**SET TASK:**
Report, as a bare number, how many lines of the material below contain the word "this".

**DATA FOR PROCESSING:**

------------------------------

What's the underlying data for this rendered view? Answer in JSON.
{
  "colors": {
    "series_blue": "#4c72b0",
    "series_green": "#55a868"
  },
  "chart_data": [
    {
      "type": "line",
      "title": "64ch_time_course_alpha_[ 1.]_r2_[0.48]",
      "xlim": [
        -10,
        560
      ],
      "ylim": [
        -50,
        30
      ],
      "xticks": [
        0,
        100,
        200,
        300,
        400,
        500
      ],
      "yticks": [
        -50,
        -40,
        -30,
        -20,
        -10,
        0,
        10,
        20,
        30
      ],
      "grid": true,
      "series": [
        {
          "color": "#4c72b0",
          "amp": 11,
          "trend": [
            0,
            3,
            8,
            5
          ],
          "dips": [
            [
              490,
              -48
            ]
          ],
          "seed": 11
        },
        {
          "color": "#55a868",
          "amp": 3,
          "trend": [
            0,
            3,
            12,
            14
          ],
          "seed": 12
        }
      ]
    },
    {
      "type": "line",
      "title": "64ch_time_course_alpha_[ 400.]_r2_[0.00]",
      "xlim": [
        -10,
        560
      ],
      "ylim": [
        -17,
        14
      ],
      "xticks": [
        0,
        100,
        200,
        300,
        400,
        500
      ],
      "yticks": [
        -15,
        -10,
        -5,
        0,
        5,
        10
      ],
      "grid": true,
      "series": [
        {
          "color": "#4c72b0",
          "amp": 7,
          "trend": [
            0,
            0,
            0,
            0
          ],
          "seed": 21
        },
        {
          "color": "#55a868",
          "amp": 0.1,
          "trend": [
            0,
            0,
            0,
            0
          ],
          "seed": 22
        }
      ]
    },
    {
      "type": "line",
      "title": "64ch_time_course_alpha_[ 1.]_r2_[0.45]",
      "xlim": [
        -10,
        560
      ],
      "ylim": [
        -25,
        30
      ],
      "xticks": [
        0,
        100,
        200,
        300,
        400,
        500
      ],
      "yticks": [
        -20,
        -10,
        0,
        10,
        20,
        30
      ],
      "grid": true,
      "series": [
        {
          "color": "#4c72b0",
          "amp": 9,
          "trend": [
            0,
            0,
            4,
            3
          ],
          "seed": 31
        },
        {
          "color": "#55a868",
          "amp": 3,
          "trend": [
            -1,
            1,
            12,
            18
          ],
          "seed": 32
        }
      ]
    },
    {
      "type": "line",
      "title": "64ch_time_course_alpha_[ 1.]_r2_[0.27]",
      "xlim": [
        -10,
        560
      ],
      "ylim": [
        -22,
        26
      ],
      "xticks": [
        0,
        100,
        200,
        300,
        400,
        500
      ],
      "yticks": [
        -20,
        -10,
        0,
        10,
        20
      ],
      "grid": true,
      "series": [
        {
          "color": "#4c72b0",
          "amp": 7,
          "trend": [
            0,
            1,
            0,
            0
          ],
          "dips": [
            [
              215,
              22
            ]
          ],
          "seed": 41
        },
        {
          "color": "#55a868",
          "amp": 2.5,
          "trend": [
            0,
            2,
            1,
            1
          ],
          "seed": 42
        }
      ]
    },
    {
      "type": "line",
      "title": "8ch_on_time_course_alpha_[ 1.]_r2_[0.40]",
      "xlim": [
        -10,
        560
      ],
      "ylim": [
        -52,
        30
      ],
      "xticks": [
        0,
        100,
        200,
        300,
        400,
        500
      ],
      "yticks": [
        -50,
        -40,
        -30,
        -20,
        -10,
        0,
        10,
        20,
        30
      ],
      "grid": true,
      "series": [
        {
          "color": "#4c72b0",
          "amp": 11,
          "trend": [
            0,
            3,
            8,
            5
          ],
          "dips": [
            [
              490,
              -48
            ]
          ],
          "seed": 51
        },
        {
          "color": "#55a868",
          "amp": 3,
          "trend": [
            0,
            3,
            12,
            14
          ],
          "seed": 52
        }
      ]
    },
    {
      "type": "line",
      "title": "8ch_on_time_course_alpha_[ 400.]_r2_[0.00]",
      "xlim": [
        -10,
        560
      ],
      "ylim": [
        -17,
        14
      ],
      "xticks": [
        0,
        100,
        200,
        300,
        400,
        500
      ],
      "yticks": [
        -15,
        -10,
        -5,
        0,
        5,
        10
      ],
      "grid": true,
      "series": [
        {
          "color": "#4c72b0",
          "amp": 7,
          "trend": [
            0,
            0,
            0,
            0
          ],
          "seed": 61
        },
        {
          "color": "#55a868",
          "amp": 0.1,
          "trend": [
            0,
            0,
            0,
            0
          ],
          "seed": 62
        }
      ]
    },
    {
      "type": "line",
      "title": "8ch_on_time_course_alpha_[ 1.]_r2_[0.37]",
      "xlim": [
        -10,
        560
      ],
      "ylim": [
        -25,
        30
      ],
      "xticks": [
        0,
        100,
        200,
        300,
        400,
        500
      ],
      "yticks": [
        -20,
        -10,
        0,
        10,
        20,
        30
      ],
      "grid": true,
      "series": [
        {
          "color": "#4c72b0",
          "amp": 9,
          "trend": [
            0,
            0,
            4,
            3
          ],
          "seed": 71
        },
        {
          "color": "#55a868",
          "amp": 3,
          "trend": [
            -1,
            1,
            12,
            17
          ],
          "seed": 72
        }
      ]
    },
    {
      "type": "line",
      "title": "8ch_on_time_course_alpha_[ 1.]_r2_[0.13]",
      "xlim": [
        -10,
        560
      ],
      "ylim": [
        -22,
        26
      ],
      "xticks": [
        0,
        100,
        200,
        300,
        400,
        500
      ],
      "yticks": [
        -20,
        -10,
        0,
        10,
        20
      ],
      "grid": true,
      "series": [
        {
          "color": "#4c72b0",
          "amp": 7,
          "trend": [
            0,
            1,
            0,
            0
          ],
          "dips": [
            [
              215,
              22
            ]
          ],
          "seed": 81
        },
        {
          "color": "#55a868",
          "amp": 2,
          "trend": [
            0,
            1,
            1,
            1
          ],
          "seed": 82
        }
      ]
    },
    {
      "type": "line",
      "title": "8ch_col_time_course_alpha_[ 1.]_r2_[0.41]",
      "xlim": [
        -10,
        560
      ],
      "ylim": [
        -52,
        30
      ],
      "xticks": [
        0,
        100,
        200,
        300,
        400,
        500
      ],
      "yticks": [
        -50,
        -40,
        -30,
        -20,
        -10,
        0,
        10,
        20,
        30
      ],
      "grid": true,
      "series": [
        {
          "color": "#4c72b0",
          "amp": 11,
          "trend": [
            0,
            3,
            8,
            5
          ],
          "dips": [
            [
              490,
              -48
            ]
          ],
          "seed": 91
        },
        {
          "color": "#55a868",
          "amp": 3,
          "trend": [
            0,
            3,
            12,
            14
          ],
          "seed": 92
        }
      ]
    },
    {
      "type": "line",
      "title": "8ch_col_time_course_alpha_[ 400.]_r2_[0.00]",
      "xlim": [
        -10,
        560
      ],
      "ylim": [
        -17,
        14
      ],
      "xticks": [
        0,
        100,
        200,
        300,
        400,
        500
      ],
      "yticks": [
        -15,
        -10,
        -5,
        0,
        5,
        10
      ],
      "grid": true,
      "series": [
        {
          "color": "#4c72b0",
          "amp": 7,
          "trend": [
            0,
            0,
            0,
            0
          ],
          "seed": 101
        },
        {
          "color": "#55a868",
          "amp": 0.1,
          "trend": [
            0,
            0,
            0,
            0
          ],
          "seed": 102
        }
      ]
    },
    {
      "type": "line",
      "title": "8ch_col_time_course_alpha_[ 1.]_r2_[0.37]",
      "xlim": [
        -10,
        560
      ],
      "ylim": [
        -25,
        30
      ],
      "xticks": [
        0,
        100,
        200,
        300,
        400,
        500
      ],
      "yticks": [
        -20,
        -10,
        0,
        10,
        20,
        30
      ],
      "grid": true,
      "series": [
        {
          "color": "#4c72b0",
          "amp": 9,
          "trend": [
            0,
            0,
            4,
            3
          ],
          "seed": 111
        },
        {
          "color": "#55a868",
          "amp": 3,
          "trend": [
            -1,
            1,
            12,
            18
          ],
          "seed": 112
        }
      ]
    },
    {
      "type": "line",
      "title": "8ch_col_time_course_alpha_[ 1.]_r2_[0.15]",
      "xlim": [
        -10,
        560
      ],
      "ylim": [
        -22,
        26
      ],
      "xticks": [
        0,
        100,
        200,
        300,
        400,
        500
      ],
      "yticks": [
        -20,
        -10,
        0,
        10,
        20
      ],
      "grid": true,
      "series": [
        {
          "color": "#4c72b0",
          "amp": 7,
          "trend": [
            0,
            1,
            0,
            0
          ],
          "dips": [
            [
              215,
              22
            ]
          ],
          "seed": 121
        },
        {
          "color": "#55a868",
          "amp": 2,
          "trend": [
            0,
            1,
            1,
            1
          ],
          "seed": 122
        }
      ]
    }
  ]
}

------------------------------

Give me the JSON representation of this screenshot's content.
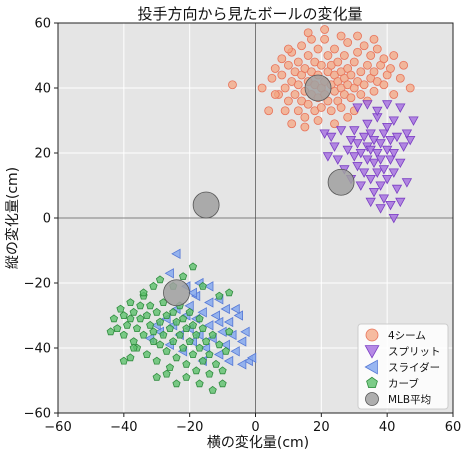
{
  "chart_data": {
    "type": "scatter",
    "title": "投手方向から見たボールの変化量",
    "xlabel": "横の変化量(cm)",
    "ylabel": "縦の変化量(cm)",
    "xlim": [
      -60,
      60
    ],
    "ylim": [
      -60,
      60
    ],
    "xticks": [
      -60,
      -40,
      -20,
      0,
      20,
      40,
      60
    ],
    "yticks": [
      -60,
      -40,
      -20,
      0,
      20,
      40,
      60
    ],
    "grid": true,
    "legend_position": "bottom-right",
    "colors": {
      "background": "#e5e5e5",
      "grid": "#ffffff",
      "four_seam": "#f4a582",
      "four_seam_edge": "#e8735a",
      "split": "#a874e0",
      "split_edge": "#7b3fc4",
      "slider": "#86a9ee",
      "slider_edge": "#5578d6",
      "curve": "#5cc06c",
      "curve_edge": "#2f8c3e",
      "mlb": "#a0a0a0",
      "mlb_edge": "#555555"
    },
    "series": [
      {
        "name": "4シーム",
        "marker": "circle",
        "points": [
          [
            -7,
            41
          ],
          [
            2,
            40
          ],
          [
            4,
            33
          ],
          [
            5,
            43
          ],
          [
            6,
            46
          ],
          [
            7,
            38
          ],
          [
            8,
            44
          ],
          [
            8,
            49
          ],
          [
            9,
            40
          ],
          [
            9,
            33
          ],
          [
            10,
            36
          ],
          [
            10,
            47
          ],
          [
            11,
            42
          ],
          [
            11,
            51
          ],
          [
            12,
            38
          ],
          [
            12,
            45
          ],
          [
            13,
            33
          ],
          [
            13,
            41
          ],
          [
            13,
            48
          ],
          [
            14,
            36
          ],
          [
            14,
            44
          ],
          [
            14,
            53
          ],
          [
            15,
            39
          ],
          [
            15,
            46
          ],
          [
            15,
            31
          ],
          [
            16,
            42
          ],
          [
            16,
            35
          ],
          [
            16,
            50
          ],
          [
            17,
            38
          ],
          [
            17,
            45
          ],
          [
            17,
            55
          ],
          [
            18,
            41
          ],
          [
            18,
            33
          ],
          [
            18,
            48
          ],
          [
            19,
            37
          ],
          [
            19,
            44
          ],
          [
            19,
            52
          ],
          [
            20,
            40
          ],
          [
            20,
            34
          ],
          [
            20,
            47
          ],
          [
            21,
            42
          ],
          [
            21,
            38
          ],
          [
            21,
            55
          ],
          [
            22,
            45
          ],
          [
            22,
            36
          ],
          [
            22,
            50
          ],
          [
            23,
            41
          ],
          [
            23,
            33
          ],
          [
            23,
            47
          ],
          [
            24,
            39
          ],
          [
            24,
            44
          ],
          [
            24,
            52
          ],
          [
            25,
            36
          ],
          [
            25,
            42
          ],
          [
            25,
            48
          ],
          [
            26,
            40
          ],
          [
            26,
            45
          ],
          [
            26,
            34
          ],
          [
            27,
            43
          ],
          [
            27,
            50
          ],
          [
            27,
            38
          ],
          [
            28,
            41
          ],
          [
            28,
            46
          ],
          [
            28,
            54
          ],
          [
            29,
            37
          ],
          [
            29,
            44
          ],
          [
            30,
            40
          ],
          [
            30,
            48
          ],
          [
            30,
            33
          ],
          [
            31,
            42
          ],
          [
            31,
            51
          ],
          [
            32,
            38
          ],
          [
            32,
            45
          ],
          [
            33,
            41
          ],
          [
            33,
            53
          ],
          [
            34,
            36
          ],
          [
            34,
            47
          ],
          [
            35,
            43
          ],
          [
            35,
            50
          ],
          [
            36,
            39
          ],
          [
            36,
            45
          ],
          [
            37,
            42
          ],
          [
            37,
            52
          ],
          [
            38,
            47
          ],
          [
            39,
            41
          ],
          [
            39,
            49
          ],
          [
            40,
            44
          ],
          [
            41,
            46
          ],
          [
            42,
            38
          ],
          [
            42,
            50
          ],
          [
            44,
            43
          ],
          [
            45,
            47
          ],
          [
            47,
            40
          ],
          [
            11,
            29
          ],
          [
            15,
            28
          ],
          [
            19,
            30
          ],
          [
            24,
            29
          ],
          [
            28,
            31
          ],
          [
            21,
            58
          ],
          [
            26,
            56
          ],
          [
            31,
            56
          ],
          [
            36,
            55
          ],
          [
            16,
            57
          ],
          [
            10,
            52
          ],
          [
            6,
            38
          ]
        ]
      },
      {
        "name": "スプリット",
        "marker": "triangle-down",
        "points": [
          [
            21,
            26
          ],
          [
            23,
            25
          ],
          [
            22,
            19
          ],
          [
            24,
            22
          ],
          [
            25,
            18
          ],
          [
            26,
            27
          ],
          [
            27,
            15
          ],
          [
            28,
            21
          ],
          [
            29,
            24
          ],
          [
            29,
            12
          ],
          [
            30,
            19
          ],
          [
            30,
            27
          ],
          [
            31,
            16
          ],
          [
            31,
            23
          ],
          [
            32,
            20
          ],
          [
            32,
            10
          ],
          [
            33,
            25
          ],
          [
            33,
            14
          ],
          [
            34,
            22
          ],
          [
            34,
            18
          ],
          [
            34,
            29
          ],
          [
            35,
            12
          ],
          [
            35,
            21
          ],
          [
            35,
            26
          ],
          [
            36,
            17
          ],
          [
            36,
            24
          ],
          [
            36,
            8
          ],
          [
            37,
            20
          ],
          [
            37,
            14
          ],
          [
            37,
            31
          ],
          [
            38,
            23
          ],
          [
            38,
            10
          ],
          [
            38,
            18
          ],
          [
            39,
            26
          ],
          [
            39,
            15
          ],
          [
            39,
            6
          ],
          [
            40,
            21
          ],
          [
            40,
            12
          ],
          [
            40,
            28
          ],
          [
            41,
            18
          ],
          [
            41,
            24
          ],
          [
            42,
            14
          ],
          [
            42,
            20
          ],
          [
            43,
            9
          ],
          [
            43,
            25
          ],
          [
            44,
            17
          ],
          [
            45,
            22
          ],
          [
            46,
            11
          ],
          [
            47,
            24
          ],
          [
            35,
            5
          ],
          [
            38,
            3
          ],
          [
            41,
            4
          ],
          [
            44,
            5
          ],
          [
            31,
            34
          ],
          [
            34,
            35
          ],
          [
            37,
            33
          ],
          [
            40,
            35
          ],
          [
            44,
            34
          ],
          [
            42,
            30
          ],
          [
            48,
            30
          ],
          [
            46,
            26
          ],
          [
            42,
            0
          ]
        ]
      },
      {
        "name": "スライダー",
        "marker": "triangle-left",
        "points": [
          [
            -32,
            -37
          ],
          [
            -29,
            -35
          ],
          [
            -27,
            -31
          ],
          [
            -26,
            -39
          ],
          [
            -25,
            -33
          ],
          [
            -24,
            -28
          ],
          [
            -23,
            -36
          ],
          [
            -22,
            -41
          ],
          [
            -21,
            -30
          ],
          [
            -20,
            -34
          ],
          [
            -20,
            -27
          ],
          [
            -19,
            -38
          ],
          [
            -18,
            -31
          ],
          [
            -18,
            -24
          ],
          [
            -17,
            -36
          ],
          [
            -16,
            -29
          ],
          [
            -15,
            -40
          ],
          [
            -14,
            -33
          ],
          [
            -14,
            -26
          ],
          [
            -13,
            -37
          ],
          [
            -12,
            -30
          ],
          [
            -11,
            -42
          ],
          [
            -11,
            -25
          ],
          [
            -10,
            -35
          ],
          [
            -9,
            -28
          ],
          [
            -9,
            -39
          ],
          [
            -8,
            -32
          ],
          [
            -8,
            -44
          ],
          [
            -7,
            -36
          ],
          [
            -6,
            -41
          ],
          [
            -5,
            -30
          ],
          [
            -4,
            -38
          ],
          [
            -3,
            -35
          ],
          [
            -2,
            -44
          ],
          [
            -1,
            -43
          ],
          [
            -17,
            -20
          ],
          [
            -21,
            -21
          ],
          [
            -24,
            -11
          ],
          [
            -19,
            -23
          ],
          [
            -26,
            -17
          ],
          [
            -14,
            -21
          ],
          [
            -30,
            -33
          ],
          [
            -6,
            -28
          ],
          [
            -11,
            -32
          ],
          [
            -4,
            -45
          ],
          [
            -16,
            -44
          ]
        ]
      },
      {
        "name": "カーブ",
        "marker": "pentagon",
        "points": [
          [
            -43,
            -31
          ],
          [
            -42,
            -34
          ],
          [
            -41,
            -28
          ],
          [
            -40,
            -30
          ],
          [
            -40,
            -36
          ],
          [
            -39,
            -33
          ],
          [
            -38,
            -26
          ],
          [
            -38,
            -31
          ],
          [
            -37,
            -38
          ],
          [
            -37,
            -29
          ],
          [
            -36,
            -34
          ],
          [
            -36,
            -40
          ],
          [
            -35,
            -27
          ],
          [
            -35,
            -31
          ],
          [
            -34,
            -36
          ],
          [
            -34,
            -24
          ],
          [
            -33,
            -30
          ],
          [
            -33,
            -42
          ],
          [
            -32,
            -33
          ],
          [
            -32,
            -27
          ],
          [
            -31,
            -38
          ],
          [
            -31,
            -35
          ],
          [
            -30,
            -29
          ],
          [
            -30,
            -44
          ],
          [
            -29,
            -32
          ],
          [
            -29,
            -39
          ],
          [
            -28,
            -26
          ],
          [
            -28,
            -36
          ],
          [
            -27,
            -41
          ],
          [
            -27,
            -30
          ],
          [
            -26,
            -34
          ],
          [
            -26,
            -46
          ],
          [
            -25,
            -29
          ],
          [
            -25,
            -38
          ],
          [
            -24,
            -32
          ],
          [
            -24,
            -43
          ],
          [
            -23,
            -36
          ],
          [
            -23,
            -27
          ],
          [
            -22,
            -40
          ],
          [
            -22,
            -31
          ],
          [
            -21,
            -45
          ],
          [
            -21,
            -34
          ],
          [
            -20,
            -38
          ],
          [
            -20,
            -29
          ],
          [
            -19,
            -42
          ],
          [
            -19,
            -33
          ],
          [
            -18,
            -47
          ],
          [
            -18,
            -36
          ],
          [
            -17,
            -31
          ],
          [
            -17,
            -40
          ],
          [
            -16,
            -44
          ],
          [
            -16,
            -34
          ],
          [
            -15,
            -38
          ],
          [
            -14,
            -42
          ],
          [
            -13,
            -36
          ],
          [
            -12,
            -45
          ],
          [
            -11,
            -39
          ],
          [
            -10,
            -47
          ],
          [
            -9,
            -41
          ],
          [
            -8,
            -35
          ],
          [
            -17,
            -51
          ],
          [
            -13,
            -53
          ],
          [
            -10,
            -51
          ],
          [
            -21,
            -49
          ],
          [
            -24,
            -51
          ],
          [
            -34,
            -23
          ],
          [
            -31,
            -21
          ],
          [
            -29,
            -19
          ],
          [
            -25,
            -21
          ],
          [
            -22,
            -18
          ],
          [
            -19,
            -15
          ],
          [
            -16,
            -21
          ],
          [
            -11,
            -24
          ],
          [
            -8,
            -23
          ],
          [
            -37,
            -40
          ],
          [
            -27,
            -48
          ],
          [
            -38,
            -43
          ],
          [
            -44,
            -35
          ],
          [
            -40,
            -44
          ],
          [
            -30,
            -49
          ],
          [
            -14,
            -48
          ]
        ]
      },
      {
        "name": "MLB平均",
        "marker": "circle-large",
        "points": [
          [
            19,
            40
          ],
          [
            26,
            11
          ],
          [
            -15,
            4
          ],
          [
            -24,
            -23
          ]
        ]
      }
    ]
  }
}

------------------------------

**SOLUTION TO THE EXERCISE:**
2